=== Data ===

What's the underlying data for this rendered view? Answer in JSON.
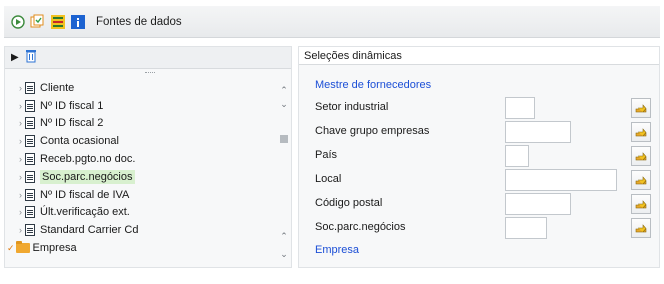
{
  "toolbar": {
    "title": "Fontes de dados",
    "icons": [
      "execute-icon",
      "dynamic-selections-icon",
      "info-icon"
    ]
  },
  "left": {
    "tree_items": [
      {
        "label": "Cliente"
      },
      {
        "label": "Nº ID fiscal 1"
      },
      {
        "label": "Nº ID fiscal 2"
      },
      {
        "label": "Conta ocasional"
      },
      {
        "label": "Receb.pgto.no doc."
      },
      {
        "label": "Soc.parc.negócios",
        "selected": true
      },
      {
        "label": "Nº ID fiscal de IVA"
      },
      {
        "label": "Últ.verificação ext."
      },
      {
        "label": "Standard Carrier Cd"
      }
    ],
    "folder_label": "Empresa"
  },
  "right": {
    "header": "Seleções dinâmicas",
    "section1": "Mestre de fornecedores",
    "fields": [
      {
        "label": "Setor industrial",
        "value": ""
      },
      {
        "label": "Chave grupo empresas",
        "value": ""
      },
      {
        "label": "País",
        "value": ""
      },
      {
        "label": "Local",
        "value": ""
      },
      {
        "label": "Código postal",
        "value": ""
      },
      {
        "label": "Soc.parc.negócios",
        "value": ""
      }
    ],
    "section2": "Empresa"
  },
  "colors": {
    "accent_blue": "#1c4fd6",
    "selected_row": "#d8f0cf",
    "folder": "#f0a830"
  }
}
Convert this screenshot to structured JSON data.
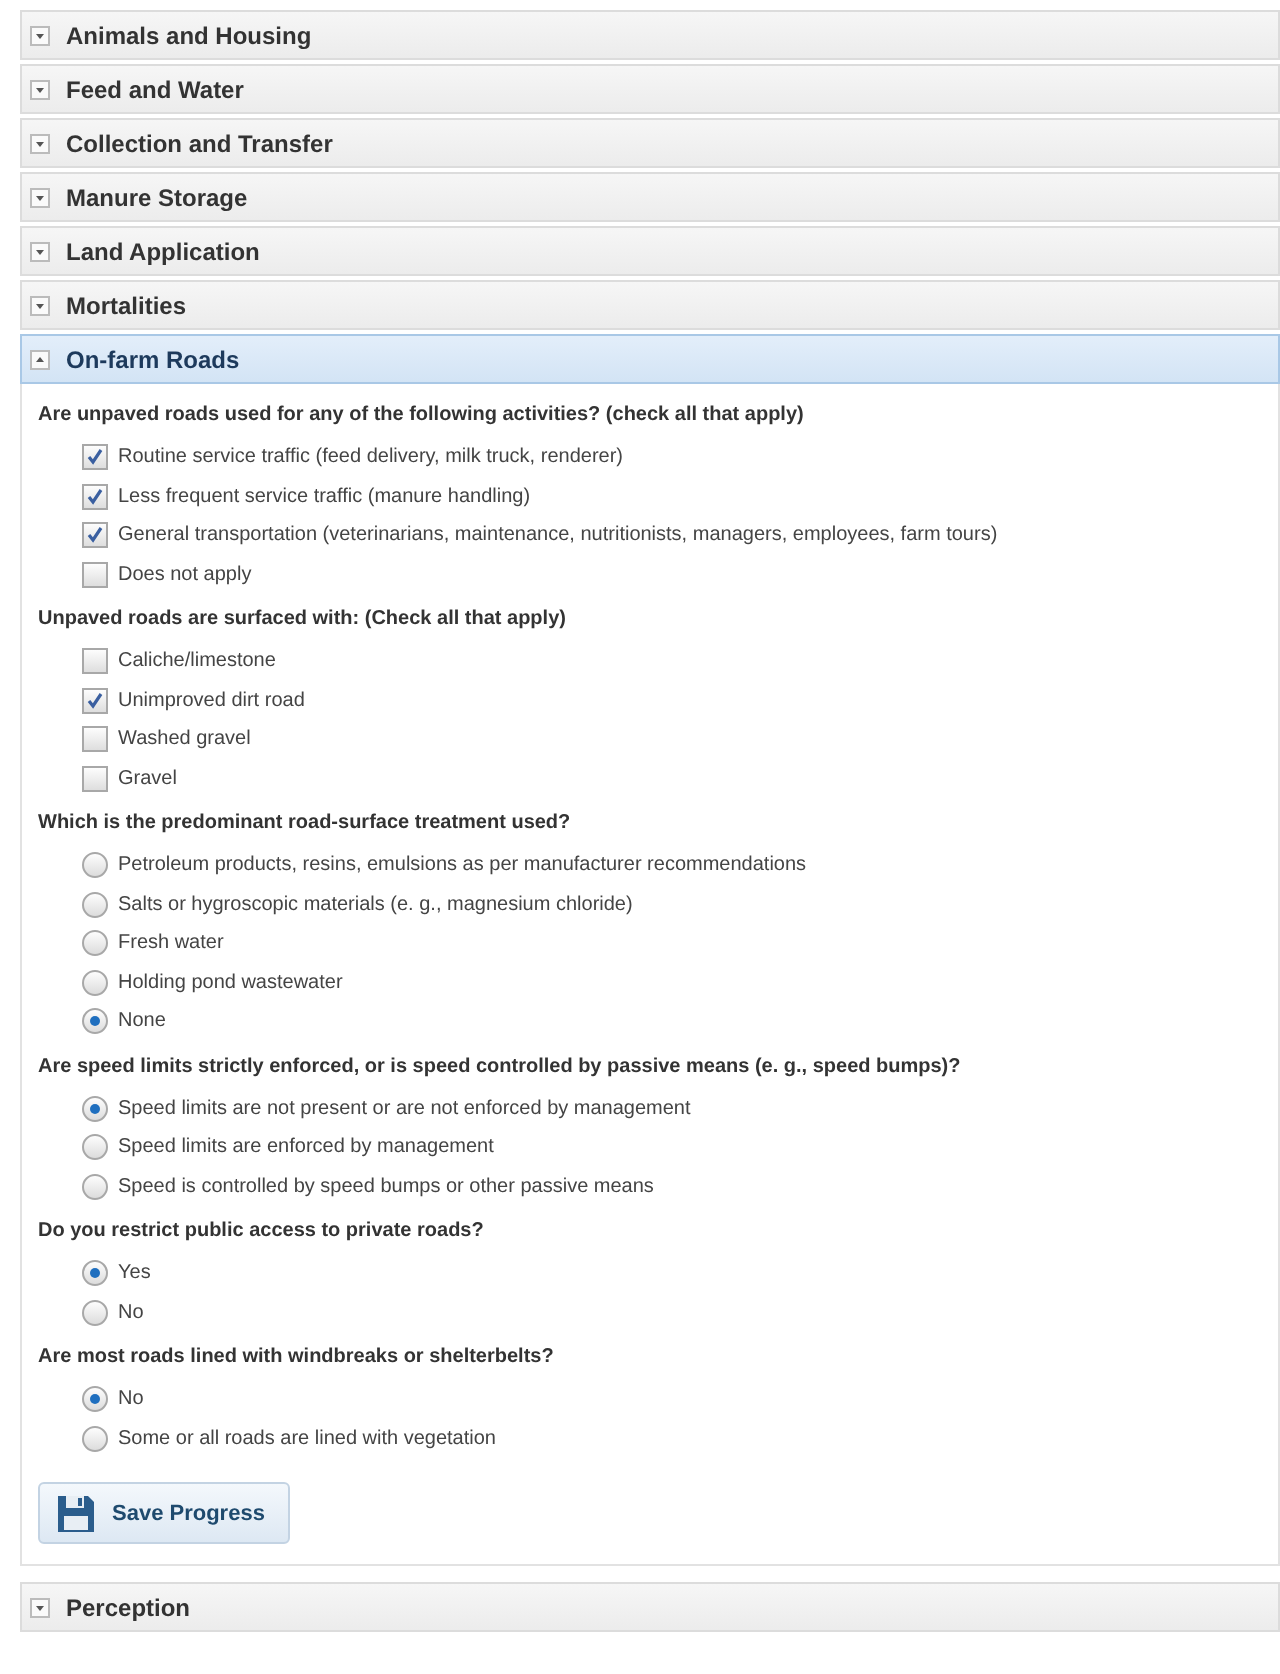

===

• [Stated problem] Search the entries for the word "JSON" and copy every line that has it.

• [Answer]
What's the underlying data for this rendered view? Answer in JSON.
Convert this screenshot to structured JSON data.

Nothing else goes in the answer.